Transcribe all of the records precisely as they are presented.

******

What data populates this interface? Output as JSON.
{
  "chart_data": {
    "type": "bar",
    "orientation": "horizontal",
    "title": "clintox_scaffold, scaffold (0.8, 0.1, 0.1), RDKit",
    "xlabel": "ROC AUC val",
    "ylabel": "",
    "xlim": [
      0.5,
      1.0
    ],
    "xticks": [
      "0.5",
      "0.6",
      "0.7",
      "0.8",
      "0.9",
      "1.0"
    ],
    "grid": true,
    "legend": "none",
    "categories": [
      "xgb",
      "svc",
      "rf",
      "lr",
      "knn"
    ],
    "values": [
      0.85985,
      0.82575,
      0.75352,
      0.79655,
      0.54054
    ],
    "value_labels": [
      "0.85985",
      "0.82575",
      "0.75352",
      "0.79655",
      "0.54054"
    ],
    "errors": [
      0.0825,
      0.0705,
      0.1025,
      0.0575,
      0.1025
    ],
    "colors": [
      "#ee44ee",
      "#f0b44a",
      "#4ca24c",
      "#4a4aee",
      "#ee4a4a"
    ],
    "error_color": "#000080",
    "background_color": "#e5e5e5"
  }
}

******

▶ [EXERCISE RESPONSE]:
What data populates this interface? Output as JSON.
{
  "chart_data": {
    "type": "bar",
    "orientation": "horizontal",
    "title": "clintox_scaffold, scaffold (0.8, 0.1, 0.1), RDKit",
    "xlabel": "ROC AUC val",
    "ylabel": "",
    "xlim": [
      0.5,
      1.0
    ],
    "xticks": [
      "0.5",
      "0.6",
      "0.7",
      "0.8",
      "0.9",
      "1.0"
    ],
    "grid": true,
    "legend": "none",
    "categories": [
      "xgb",
      "svc",
      "rf",
      "lr",
      "knn"
    ],
    "values": [
      0.85985,
      0.82575,
      0.75352,
      0.79655,
      0.54054
    ],
    "value_labels": [
      "0.85985",
      "0.82575",
      "0.75352",
      "0.79655",
      "0.54054"
    ],
    "errors": [
      0.0825,
      0.0705,
      0.1025,
      0.0575,
      0.1025
    ],
    "colors": [
      "#ee44ee",
      "#f0b44a",
      "#4ca24c",
      "#4a4aee",
      "#ee4a4a"
    ],
    "error_color": "#000080",
    "background_color": "#e5e5e5"
  }
}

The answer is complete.